— Start of Text segment —

The Internet and HTTP
Ross Shaull, Brandeis University
In this lecture we take a whirlwind tour of the Internet and a
fundamental building block of the web, HTTP.
The Internet as Cartoon
A better way for us to start visualizing the Internet is as an
opaque cloud to which hosts connect.
We will spend this lecture looking more closely at this picture...
- Looking inside the cloud
- Looking inside the client
- Looking inside the server (just a little)
Core Internet Idea(l)s
- The success of the Internet is due in large part to:
- openness,
- internetworking, and
- end-to-end principle
- Openness means
-
communication standards are freely available and can be used
to develop new protocols (e.g., the development of the Web)
-
many of the core building blocks of the web (HTML, CSS,
JavaScript) are visible to end users, so that they can learn
from example
-
Internetworking means that many little networks
are connected to each other, and is the key of the rapid growth
and resilience of the Internet (e.g.,
many ISPs
connected together)
-
End-to-end means that the value of the network
is at the edges (that's you!); so, the Internet cloud is
designed to be transparent
Switching: Connecting One Host to Another
- Setting up a path between two hosts
- A switch is a device that manages the connections of devices
along each path
- Traditional telephone networks use circuit switching
- Early exchanges made complete electrical circuits
- Modern switches can set up virtual circuits without moving wires
around
Packet Switching
- Leonard Kleinrock's thesis (1961)
- Break up a digital message into small datagrams
-
When you hear people someone talking about packets on
the Internet, this is what they are talking about
- Connections created and bandwidth allocated as-needed
- Sometimes results in collisions
- To visualize a collision, imagine people talking on
a party
line. Two people have a good protocol for avoiding
collisions in a phone call (conversational structure). A third
person may jump in, introducing a collision (two people talking
at once). To resolve this, the two persons speaking at the same
time may wait some small amount of time then retry their
statement, waiting longer each time they talk at the same
time.
-
This is essentially the same technique used for resolving
collisions on shared Ethernet, called exponential
backoff.
-
Collisions are not so common on wired networks anymore, but they
are on wireless networks. You may have experienced slowdown on
busy wireless networks... that's because of congestion!
Ethernet
- Application of packet switching
- Not first packet signaling technology
- Metcalfe developed AlohaNet, a precursor to Ethernet, in 1972
- He pushed for vendor-neutral Ethernet standards in 1979
- Very important for open-ness of early Internet development
- Was also profitable
- Metcalfe started 3com
- Shared Media?
-
Collisions happen because multiple machines force charge on
the same wire
-
Modern Ethernet is typically switched with no shared media,
each host has its own dedicated wire to a switch
Addressing for Ethernet: IP
- IP Addresses (a term in fairly common use)
- Internet Protocol Address
- IPv4
- 4 "octets" of 8 bits each
- Each octent roughly defines a subnet that contains hosts (or
other networks)
- Businesses and Institutions are sometimes assigned groups of
Addresses (classful address allocation)

— End of Text segment —
— Start of Data section —

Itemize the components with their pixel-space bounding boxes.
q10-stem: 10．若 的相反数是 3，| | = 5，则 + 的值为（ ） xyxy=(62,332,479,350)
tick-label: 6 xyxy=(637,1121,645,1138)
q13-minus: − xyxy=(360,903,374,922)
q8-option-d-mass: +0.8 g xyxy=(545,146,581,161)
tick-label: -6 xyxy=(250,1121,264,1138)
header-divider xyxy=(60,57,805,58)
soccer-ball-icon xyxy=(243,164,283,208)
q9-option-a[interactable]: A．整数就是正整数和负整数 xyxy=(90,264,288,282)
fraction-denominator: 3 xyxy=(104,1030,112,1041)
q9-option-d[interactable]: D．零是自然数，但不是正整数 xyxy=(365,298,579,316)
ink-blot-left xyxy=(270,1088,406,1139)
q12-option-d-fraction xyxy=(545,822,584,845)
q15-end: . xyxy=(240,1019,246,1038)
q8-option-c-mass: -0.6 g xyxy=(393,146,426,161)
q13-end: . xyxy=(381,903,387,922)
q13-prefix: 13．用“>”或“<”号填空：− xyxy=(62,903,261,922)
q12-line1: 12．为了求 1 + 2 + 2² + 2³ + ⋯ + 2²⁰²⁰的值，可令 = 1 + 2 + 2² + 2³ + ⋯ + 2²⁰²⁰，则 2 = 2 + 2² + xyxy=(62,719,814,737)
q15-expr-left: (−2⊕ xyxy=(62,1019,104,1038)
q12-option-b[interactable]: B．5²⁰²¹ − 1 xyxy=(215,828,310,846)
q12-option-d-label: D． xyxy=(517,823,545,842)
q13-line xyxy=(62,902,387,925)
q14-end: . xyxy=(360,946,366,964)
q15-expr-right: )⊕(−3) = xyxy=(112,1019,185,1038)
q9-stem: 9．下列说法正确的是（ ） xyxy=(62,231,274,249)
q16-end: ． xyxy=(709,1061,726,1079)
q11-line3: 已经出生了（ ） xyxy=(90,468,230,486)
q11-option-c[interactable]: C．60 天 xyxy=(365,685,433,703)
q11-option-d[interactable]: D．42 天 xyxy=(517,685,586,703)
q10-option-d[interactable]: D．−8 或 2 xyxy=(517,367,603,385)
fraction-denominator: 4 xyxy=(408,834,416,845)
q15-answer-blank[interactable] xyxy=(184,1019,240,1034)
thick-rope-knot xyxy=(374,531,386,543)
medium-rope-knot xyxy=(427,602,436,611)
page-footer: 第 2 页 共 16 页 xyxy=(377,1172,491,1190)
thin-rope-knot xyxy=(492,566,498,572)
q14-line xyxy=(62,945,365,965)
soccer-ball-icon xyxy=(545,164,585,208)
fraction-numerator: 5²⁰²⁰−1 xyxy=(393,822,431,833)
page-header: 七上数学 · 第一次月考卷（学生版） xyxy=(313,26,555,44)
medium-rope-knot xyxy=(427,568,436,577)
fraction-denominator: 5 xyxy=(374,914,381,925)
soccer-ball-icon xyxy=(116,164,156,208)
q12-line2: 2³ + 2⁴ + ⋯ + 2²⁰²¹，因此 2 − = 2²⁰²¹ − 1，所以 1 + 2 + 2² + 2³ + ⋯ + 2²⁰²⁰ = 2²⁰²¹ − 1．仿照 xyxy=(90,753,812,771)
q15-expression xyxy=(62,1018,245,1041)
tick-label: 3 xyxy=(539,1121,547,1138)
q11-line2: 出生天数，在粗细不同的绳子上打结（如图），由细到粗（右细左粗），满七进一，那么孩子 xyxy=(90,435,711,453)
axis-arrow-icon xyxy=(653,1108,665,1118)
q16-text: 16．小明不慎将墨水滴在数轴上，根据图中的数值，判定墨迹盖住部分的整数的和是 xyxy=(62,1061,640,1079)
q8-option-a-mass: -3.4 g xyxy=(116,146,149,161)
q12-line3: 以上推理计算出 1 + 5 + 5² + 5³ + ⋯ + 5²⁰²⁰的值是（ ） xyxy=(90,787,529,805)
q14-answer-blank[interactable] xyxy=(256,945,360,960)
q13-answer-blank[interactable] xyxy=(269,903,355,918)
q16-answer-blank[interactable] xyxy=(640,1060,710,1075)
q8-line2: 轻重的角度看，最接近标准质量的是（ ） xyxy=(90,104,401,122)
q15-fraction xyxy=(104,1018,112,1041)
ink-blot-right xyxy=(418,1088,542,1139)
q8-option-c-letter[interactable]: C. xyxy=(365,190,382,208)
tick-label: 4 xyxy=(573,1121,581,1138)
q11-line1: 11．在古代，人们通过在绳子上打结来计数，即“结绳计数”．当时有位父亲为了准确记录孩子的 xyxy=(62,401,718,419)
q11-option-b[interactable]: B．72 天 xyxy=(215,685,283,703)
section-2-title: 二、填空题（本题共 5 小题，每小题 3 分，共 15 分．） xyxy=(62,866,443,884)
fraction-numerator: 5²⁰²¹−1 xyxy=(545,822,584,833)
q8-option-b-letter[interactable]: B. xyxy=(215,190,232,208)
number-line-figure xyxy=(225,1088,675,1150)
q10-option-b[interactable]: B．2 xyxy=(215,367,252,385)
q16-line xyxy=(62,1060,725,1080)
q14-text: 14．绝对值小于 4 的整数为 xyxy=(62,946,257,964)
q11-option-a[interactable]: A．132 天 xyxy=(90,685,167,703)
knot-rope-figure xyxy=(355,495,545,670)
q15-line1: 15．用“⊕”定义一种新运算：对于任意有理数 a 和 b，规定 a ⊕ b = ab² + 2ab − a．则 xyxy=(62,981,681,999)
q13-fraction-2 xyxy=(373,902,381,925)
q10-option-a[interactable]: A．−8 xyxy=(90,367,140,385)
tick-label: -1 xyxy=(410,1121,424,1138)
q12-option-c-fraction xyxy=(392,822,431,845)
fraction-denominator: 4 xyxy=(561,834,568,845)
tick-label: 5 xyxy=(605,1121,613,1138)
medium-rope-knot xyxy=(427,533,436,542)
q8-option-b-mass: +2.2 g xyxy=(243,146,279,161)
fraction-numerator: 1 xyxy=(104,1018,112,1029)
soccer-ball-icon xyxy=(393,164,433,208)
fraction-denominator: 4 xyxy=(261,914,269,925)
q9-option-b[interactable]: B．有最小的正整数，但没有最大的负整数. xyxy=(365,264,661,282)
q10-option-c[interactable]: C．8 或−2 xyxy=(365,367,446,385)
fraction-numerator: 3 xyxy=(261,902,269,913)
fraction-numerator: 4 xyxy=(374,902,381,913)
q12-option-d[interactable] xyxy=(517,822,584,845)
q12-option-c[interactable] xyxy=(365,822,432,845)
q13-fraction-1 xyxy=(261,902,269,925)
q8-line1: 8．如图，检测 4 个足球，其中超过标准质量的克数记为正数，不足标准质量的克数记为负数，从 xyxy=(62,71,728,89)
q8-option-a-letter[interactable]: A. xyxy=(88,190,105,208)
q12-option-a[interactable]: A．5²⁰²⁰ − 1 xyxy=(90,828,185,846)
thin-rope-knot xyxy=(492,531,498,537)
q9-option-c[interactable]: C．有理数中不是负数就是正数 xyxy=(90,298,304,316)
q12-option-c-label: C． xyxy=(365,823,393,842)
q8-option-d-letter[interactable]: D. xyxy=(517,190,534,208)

— End of Data section —

Task instructions:
• a. According to the lecture on the Internet and HTTP, which ideas account in large part for the success of the Internet? List all of them.
• b. Summarize the lecture on the Internet and HTTP in two sentences.
• c. Pick up the lecture on the Internet and HTTP after its final sentence and extend it.

Task responses:
• a. Openness, internetworking, and the end-to-end principle.

• b. The lecture takes a whirlwind tour of the Internet and HTTP, crediting the Internet's success in large part to openness, internetworking, and the end-to-end principle. It then covers circuit and packet switching, Ethernet as an application of packet switching, and IPv4 addressing with four octets of 8 bits each.

• c.
- Originally, first octet determined network, the rest
were for hosts inside that network.
- Later, divided on octet boundaries into class A, B, and
C networks
- Tool break: ping, nslookup
- A Single IP Address
- Class C
- Example: 129.64.99.*
- 2^7 * 2^7 * 2^7 = 2,097,252 possible networks
- 2^8 - 2 = 254 possible hosts in domain
- Class B
- Example: 129.64.*.*
- 2^7 * 2^7 = 16,384 possible networks
- 2^8 * 2^8 - 2 = 65,534 possible hosts in domain
- Class A
- Example: 129.*.*.*
- 2^7 - 2 = 126 possible networks
- 2^8 * 2^8 * 2^8 - 2 = 16,777,214 possible hosts in domain
Internet Address Book: DNS
DNS stands for Domain Name Service.
- Remembering IP addresses is hard
- IP addresses can change
- DNS helps remediate these problems
-
DNS has protocols for synchronizing and updating names when the
mapping from name to IP address changes
- We all have to agree on the name!
- Who controls it?
- Naming is an extremely important computer science concept
- Why is naming so important?
- Non-computer science applications of naming?
Domains and Names
- Remember that IP addresses are divided into subnets?
-
Names have divisions as well (which we read in reverse order):
www.unet.brandeis.edu
-
edu: TLD, indicates educational institution
-
brandeis: part of the identification for
all hosts that are part of Brandeis (129.64.0.0)
-
unet: a subnet of Brandeis that serves
internal functions (129.64.99.0)
-
www: the unet webserver
(129.64.99.132)
-
Domains can be virtualized behind a single IP address (the
Apache web server calls this name-based virtual hosting).
-
A common use for this is to make
www.company.com and
company.com point to the same web server.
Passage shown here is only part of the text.